*Selected extract*:
[datatable-help] A new package multitable (data.list) remind me of a long existing feature request #202 and discussion thread

Fri Oct 7 23:17:39 CEST 2011

Thanks for the reminders; that's great. Your function that guesses
column types on the first N rows would be very useful as I was going to
have to write that. Any chance you could contribute it?

> Also specifying a guess at number of rows (but I don't think that can
> be made generic)

Yes that's important. I'm planning to use the file size in bytes and
divide by the size in bytes of the first 10 rows to make a good guess
and add a 5% margin. dogroups already works in a similar way and grows
vectors efficiently if the guess turns out to be insufficient. Even if
the guess is insufficient (e.g. a lot of varying length character
strings), by the time it knows that it will have read most of the file
and be able to make just one single (much more accurate) guess to finish
off the load.

That should be faster than sweeping through the whole file counting \n
(what wc does, albeit very well on unix or cygwin only).

*Stated task 1*: Repeat the rows exactly, from the first row through the line containing "prompt-tokens-cell: 61 [684, 65, 792, 253]".

*Listed entries*:
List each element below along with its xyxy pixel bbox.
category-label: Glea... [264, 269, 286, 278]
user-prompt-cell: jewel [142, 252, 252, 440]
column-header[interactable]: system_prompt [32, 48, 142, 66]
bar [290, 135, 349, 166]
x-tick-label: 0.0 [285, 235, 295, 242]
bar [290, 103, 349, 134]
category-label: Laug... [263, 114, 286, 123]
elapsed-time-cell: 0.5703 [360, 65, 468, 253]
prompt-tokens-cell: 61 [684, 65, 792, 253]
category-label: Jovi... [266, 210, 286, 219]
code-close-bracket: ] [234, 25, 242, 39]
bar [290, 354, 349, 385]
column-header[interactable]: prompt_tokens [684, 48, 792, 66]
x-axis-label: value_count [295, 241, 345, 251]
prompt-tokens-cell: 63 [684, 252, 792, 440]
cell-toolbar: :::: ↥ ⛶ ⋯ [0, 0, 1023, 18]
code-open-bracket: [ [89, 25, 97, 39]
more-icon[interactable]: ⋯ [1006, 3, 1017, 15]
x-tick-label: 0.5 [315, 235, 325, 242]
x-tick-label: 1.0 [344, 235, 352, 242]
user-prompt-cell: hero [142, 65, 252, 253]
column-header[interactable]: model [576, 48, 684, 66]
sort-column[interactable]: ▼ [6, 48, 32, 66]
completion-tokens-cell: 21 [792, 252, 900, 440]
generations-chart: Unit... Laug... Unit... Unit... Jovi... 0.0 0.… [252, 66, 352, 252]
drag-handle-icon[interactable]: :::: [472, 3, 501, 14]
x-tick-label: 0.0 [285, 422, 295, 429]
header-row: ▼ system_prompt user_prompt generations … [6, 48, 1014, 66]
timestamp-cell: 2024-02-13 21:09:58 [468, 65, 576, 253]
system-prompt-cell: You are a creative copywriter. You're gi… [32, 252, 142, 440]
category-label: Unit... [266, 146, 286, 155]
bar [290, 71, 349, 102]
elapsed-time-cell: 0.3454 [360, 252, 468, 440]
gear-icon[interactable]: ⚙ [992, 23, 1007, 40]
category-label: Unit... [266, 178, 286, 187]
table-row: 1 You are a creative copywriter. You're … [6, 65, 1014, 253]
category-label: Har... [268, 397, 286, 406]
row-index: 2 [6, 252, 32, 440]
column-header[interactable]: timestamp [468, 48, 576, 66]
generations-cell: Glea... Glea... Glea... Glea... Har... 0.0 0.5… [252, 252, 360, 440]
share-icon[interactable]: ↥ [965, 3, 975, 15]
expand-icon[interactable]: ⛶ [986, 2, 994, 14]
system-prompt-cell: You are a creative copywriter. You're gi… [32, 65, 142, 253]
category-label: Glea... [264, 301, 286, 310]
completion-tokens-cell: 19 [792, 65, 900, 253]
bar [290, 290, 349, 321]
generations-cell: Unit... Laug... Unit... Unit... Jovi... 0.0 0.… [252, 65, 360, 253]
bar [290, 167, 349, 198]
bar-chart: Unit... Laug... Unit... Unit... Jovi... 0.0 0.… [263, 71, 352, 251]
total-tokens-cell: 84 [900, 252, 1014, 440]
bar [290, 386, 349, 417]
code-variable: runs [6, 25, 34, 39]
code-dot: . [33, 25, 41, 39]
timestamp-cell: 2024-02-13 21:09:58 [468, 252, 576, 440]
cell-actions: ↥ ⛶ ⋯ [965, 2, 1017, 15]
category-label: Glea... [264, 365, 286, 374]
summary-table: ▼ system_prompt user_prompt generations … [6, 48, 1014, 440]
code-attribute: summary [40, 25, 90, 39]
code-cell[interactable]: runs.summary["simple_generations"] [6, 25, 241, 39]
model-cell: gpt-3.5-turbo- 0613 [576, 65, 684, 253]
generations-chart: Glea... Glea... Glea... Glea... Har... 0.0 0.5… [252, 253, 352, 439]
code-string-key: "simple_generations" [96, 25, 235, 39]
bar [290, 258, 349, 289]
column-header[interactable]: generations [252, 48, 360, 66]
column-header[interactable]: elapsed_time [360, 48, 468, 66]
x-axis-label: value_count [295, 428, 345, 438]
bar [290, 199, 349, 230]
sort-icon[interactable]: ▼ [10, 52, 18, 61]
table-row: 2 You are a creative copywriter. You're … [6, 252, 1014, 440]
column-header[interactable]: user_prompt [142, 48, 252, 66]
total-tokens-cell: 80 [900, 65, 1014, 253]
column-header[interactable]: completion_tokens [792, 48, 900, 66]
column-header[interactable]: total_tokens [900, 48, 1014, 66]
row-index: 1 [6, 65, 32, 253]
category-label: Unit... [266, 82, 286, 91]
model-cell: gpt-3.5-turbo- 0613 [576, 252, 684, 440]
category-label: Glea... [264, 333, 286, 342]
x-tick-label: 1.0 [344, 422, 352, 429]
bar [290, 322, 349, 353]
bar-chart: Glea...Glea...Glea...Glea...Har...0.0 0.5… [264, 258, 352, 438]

*Stated task 2*: From the mailing-list post, reproduce the part that opens with the words "[datatable-help] A new" and closes with "could contribute it?".

*Correct result 1*:
List each element below along with its xyxy pixel bbox.
category-label: Glea... [264, 269, 286, 278]
user-prompt-cell: jewel [142, 252, 252, 440]
column-header[interactable]: system_prompt [32, 48, 142, 66]
bar [290, 135, 349, 166]
x-tick-label: 0.0 [285, 235, 295, 242]
bar [290, 103, 349, 134]
category-label: Laug... [263, 114, 286, 123]
elapsed-time-cell: 0.5703 [360, 65, 468, 253]
prompt-tokens-cell: 61 [684, 65, 792, 253]

*Correct result 2*:
[datatable-help] A new package multitable (data.list) remind me of a long existing feature request #202 and discussion thread

Fri Oct 7 23:17:39 CEST 2011

Thanks for the reminders; that's great. Your function that guesses
column types on the first N rows would be very useful as I was going to
have to write that. Any chance you could contribute it?